** Start MATERIAL SUPPLIED **

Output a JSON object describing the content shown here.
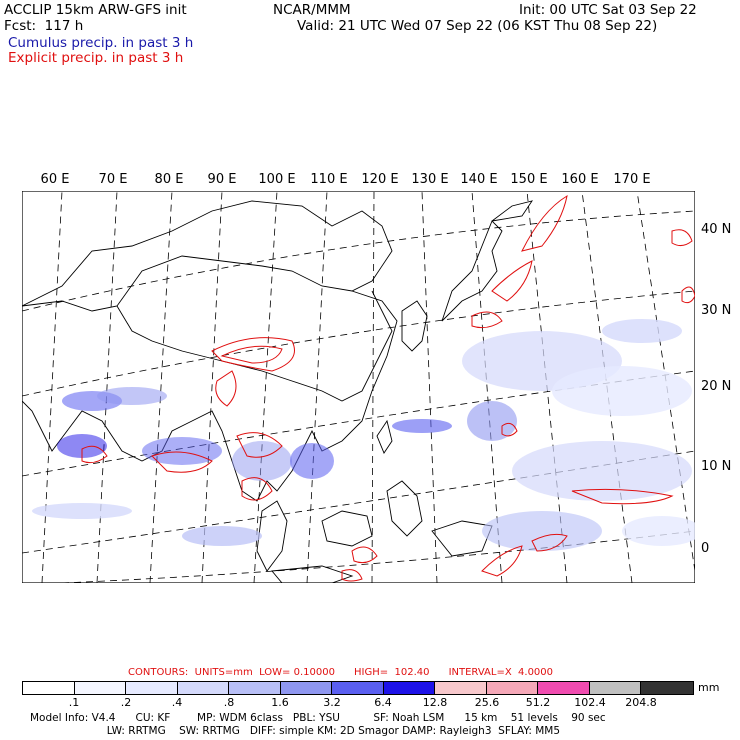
{
  "header": {
    "model": "ACCLIP 15km ARW-GFS init",
    "forecast": "Fcst:  117 h",
    "org": "NCAR/MMM",
    "init": "Init: 00 UTC Sat 03 Sep 22",
    "valid": "Valid: 21 UTC Wed 07 Sep 22 (06 KST Thu 08 Sep 22)",
    "cumulus": "Cumulus precip. in past 3 h",
    "explicit": "Explicit precip. in past 3 h"
  },
  "map": {
    "lon_labels": [
      "60 E",
      "70 E",
      "80 E",
      "90 E",
      "100 E",
      "110 E",
      "120 E",
      "130 E",
      "140 E",
      "150 E",
      "160 E",
      "170 E"
    ],
    "lat_labels": [
      "40 N",
      "30 N",
      "20 N",
      "10 N",
      "0"
    ]
  },
  "contours": {
    "text": "CONTOURS:  UNITS=mm  LOW= 0.10000      HIGH=  102.40      INTERVAL=X  4.0000"
  },
  "colorbar": {
    "colors": [
      "#ffffff",
      "#f4f6ff",
      "#e6eaff",
      "#d4d9fb",
      "#b8bff6",
      "#8f97f0",
      "#5a5ff0",
      "#1d12e8",
      "#f7c8cc",
      "#f5a8b8",
      "#f04cb0",
      "#c0c0c0",
      "#333333",
      "#cc99ff"
    ],
    "ticks": [
      ".1",
      ".2",
      ".4",
      ".8",
      "1.6",
      "3.2",
      "6.4",
      "12.8",
      "25.6",
      "51.2",
      "102.4",
      "204.8"
    ],
    "units": "mm"
  },
  "footer": {
    "line1": "Model Info: V4.4      CU: KF        MP: WDM 6class   PBL: YSU          SF: Noah LSM      15 km    51 levels    90 sec",
    "line2": "                       LW: RRTMG    SW: RRTMG   DIFF: simple KM: 2D Smagor DAMP: Rayleigh3  SFLAY: MM5"
  }
}
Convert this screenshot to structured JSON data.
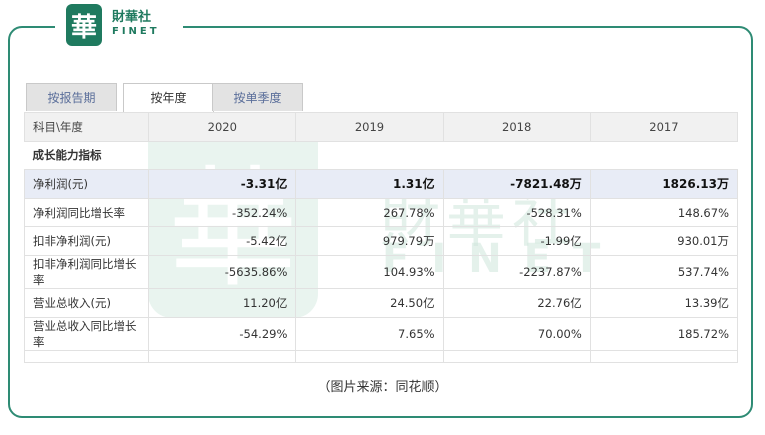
{
  "logo": {
    "mark": "華",
    "cn": "財華社",
    "en": "FINET"
  },
  "watermark": {
    "mark": "華",
    "cn": "財華社",
    "en": "FINET"
  },
  "tabs": [
    {
      "label": "按报告期",
      "active": false
    },
    {
      "label": "按年度",
      "active": true
    },
    {
      "label": "按单季度",
      "active": false
    }
  ],
  "table": {
    "header": [
      "科目\\年度",
      "2020",
      "2019",
      "2018",
      "2017"
    ],
    "section_title": "成长能力指标",
    "rows": [
      {
        "label": "净利润(元)",
        "values": [
          "-3.31亿",
          "1.31亿",
          "-7821.48万",
          "1826.13万"
        ]
      },
      {
        "label": "净利润同比增长率",
        "values": [
          "-352.24%",
          "267.78%",
          "-528.31%",
          "148.67%"
        ]
      },
      {
        "label": "扣非净利润(元)",
        "values": [
          "-5.42亿",
          "979.79万",
          "-1.99亿",
          "930.01万"
        ]
      },
      {
        "label": "扣非净利润同比增长率",
        "values": [
          "-5635.86%",
          "104.93%",
          "-2237.87%",
          "537.74%"
        ]
      },
      {
        "label": "营业总收入(元)",
        "values": [
          "11.20亿",
          "24.50亿",
          "22.76亿",
          "13.39亿"
        ]
      },
      {
        "label": "营业总收入同比增长率",
        "values": [
          "-54.29%",
          "7.65%",
          "70.00%",
          "185.72%"
        ]
      }
    ]
  },
  "caption": "（图片来源：同花顺）",
  "colors": {
    "brand": "#1f7a5f",
    "frame": "#2e8b74",
    "highlight_row": "#e8ecf6",
    "tab_text": "#5a6e9a"
  }
}
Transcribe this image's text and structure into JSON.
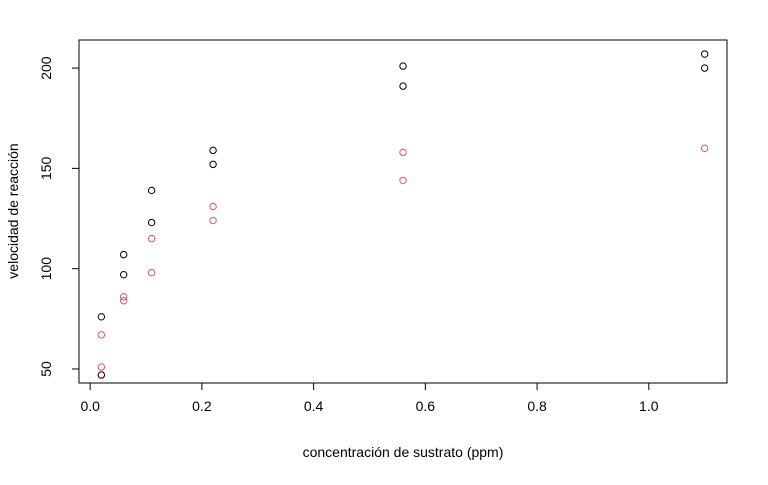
{
  "chart_data": {
    "type": "scatter",
    "title": "",
    "xlabel": "concentración de sustrato (ppm)",
    "ylabel": "velocidad de reacción",
    "xlim": [
      -0.02,
      1.14
    ],
    "ylim": [
      43,
      214
    ],
    "xticks": [
      0.0,
      0.2,
      0.4,
      0.6,
      0.8,
      1.0
    ],
    "xtick_labels": [
      "0.0",
      "0.2",
      "0.4",
      "0.6",
      "0.8",
      "1.0"
    ],
    "yticks": [
      50,
      100,
      150,
      200
    ],
    "ytick_labels": [
      "50",
      "100",
      "150",
      "200"
    ],
    "grid": false,
    "legend": "none",
    "marker": "open-circle",
    "series": [
      {
        "color": "#000000",
        "x": [
          0.02,
          0.02,
          0.06,
          0.06,
          0.11,
          0.11,
          0.22,
          0.22,
          0.56,
          0.56,
          1.1,
          1.1
        ],
        "y": [
          76,
          47,
          97,
          107,
          123,
          139,
          159,
          152,
          191,
          201,
          207,
          200
        ]
      },
      {
        "color": "#DF536B",
        "x": [
          0.02,
          0.02,
          0.06,
          0.06,
          0.11,
          0.11,
          0.22,
          0.22,
          0.56,
          0.56,
          1.1
        ],
        "y": [
          67,
          51,
          84,
          86,
          98,
          115,
          131,
          124,
          144,
          158,
          160
        ]
      }
    ]
  }
}
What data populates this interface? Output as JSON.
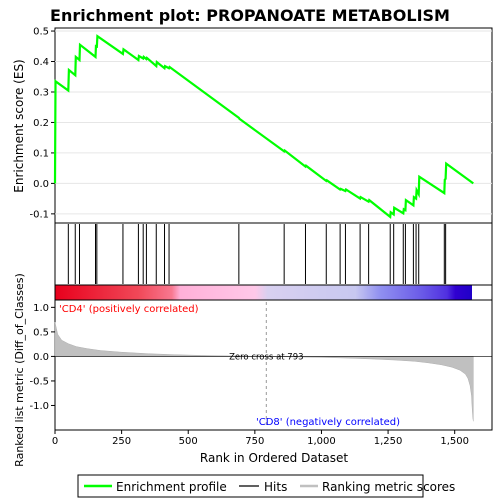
{
  "chart_data": {
    "type": "line",
    "title": "Enrichment plot: PROPANOATE METABOLISM",
    "top_panel": {
      "ylabel": "Enrichment score (ES)",
      "ylim": [
        -0.13,
        0.51
      ],
      "yticks": [
        -0.1,
        0.0,
        0.1,
        0.2,
        0.3,
        0.4,
        0.5
      ],
      "ytick_labels": [
        "-0.1",
        "0.0",
        "0.1",
        "0.2",
        "0.3",
        "0.4",
        "0.5"
      ],
      "series": [
        {
          "name": "Enrichment profile",
          "color": "#00ff00",
          "x": [
            0,
            2,
            50,
            52,
            76,
            78,
            92,
            94,
            152,
            154,
            157,
            159,
            255,
            257,
            313,
            315,
            331,
            333,
            343,
            345,
            380,
            382,
            411,
            413,
            428,
            430,
            690,
            692,
            860,
            862,
            940,
            942,
            1018,
            1020,
            1070,
            1072,
            1090,
            1092,
            1145,
            1147,
            1177,
            1179,
            1258,
            1260,
            1271,
            1273,
            1307,
            1309,
            1315,
            1317,
            1345,
            1347,
            1355,
            1357,
            1365,
            1367,
            1461,
            1463,
            1466,
            1468,
            1570
          ],
          "y": [
            0.0,
            0.335,
            0.305,
            0.372,
            0.355,
            0.415,
            0.405,
            0.455,
            0.415,
            0.455,
            0.445,
            0.483,
            0.425,
            0.44,
            0.405,
            0.418,
            0.41,
            0.415,
            0.408,
            0.412,
            0.385,
            0.398,
            0.378,
            0.385,
            0.378,
            0.382,
            0.215,
            0.212,
            0.105,
            0.108,
            0.055,
            0.058,
            0.008,
            0.01,
            -0.02,
            -0.018,
            -0.025,
            -0.02,
            -0.05,
            -0.045,
            -0.06,
            -0.055,
            -0.11,
            -0.095,
            -0.102,
            -0.08,
            -0.098,
            -0.085,
            -0.088,
            -0.055,
            -0.072,
            -0.045,
            -0.05,
            -0.022,
            -0.035,
            0.022,
            -0.032,
            0.012,
            0.015,
            0.065,
            0.0
          ]
        }
      ]
    },
    "hits": {
      "name": "Hits",
      "positions": [
        50,
        76,
        92,
        152,
        157,
        255,
        313,
        331,
        343,
        380,
        411,
        428,
        690,
        860,
        940,
        1018,
        1070,
        1090,
        1145,
        1177,
        1258,
        1271,
        1307,
        1315,
        1345,
        1355,
        1365,
        1461,
        1466
      ]
    },
    "color_bar": {
      "positive_color": "#ff0000",
      "negative_color": "#0000ff"
    },
    "bottom_panel": {
      "ylabel": "Ranked list metric (Diff_of_Classes)",
      "xlabel": "Rank in Ordered Dataset",
      "ylim": [
        -1.5,
        1.15
      ],
      "yticks": [
        -1.0,
        -0.5,
        0.0,
        0.5,
        1.0
      ],
      "ytick_labels": [
        "-1.0",
        "-0.5",
        "0.0",
        "0.5",
        "1.0"
      ],
      "xlim": [
        0,
        1640
      ],
      "xticks": [
        0,
        250,
        500,
        750,
        1000,
        1250,
        1500
      ],
      "xtick_labels": [
        "0",
        "250",
        "500",
        "750",
        "1,000",
        "1,250",
        "1,500"
      ],
      "zero_cross": 793,
      "zero_cross_label": "Zero cross at 793",
      "positive_label": "'CD4' (positively correlated)",
      "negative_label": "'CD8' (negatively correlated)",
      "metric_profile": {
        "name": "Ranking metric scores",
        "color": "#c0c0c0",
        "x": [
          0,
          10,
          25,
          50,
          80,
          120,
          170,
          250,
          350,
          450,
          550,
          650,
          793,
          900,
          1000,
          1100,
          1200,
          1280,
          1350,
          1400,
          1450,
          1490,
          1520,
          1540,
          1550,
          1558,
          1563,
          1565,
          1568,
          1570
        ],
        "y": [
          0.7,
          0.45,
          0.33,
          0.26,
          0.2,
          0.16,
          0.12,
          0.085,
          0.055,
          0.035,
          0.02,
          0.01,
          0.0,
          -0.01,
          -0.02,
          -0.035,
          -0.055,
          -0.075,
          -0.1,
          -0.13,
          -0.17,
          -0.22,
          -0.28,
          -0.36,
          -0.45,
          -0.6,
          -0.8,
          -1.0,
          -1.25,
          -1.32
        ]
      }
    },
    "legend": {
      "placement": "bottom",
      "items": [
        {
          "label": "Enrichment profile",
          "color": "#00ff00"
        },
        {
          "label": "Hits",
          "color": "#000000"
        },
        {
          "label": "Ranking metric scores",
          "color": "#c0c0c0"
        }
      ]
    }
  }
}
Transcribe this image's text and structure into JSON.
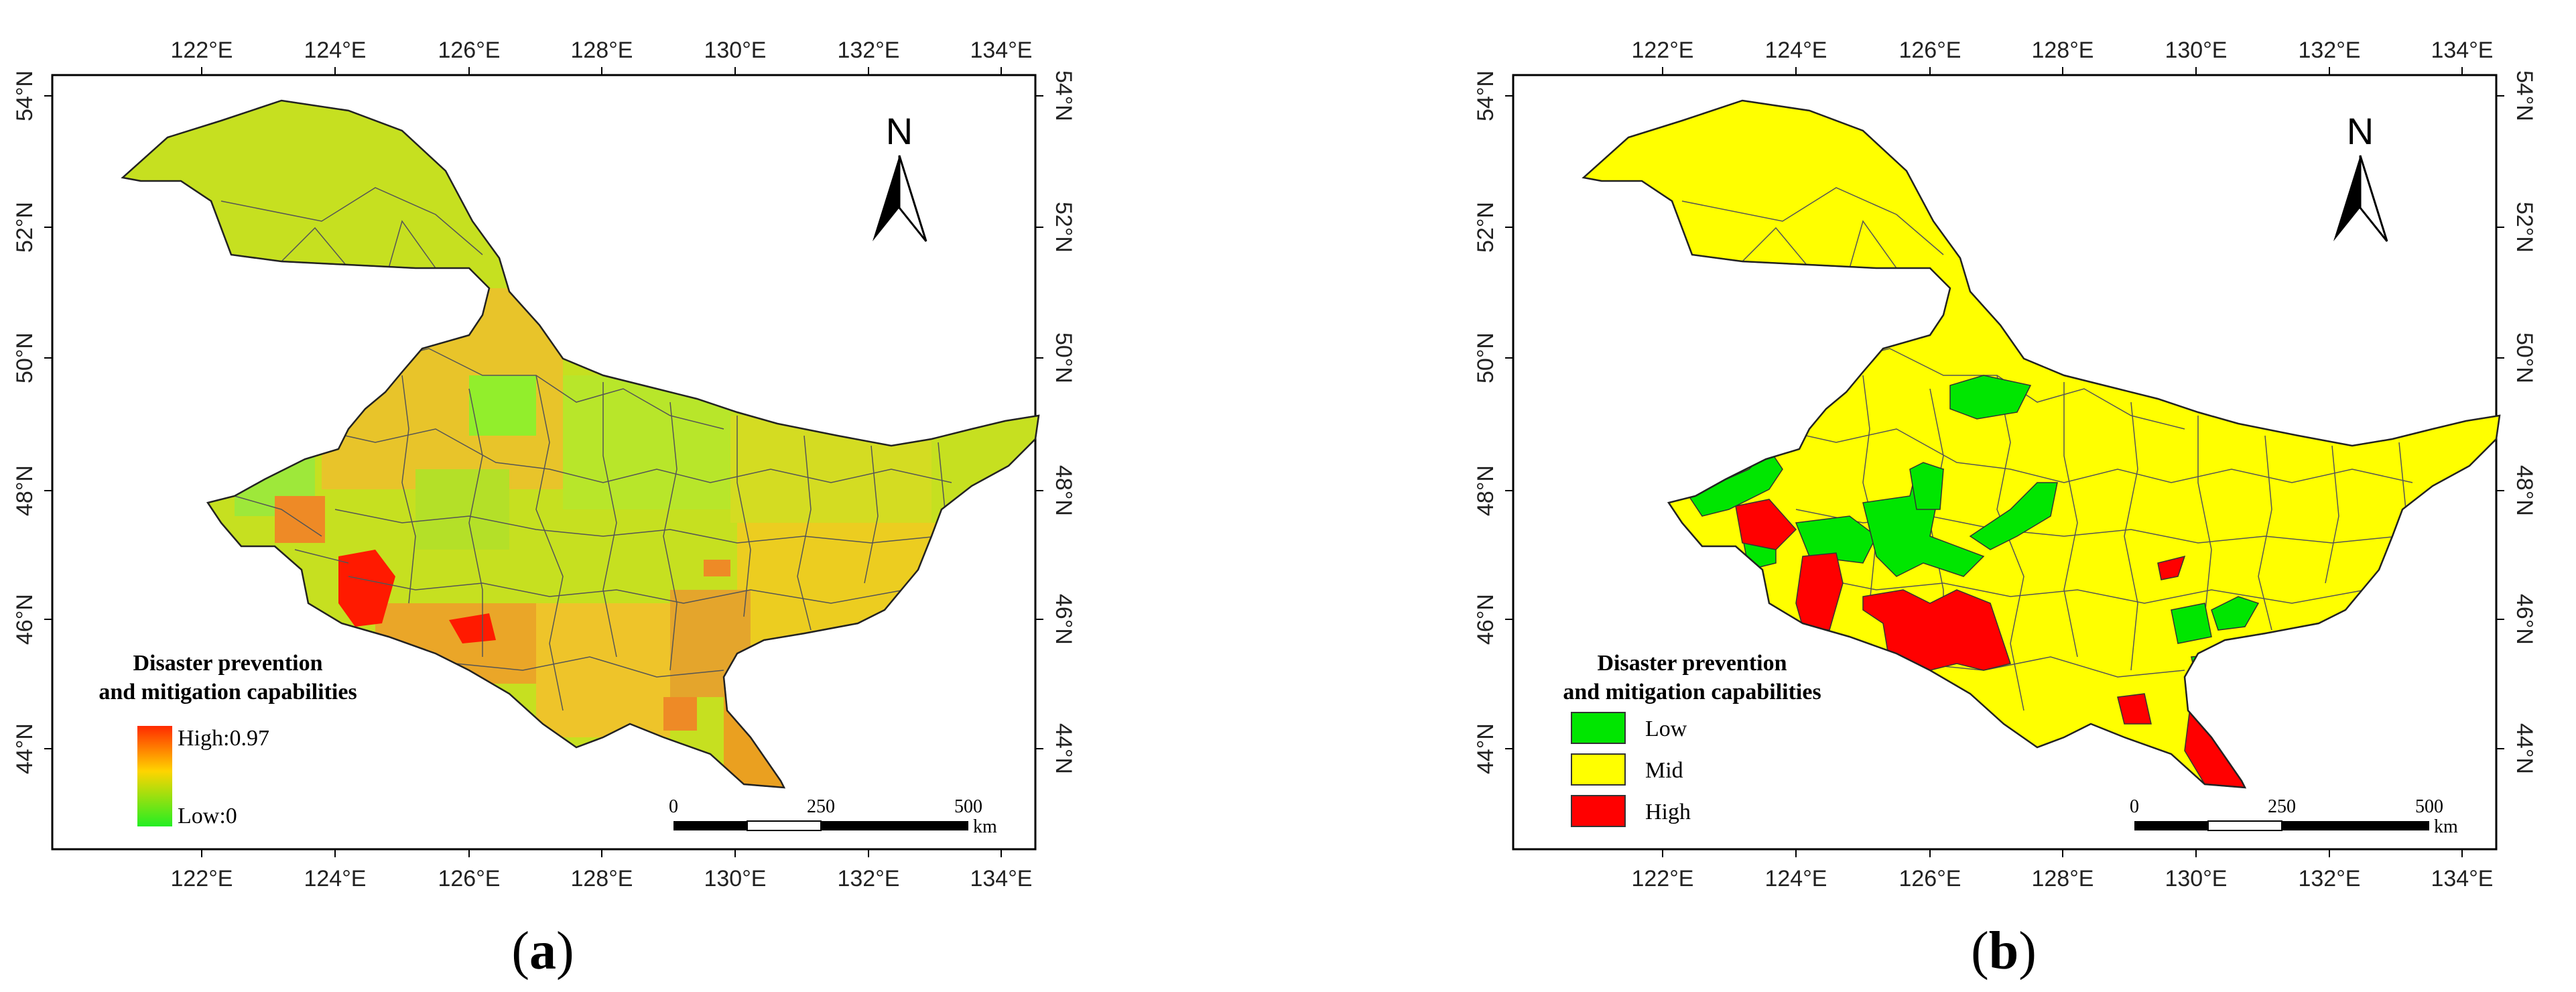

** End MATERIAL SUPPLIED **

## WHAT IS EXPECTED:
Show the lines where the word "init" appears in the entries.

## CORRECT OUTPUT:
    "model": "ACCLIP 15km ARW-GFS init",
    "init": "Init: 00 UTC Sat 03 Sep 22",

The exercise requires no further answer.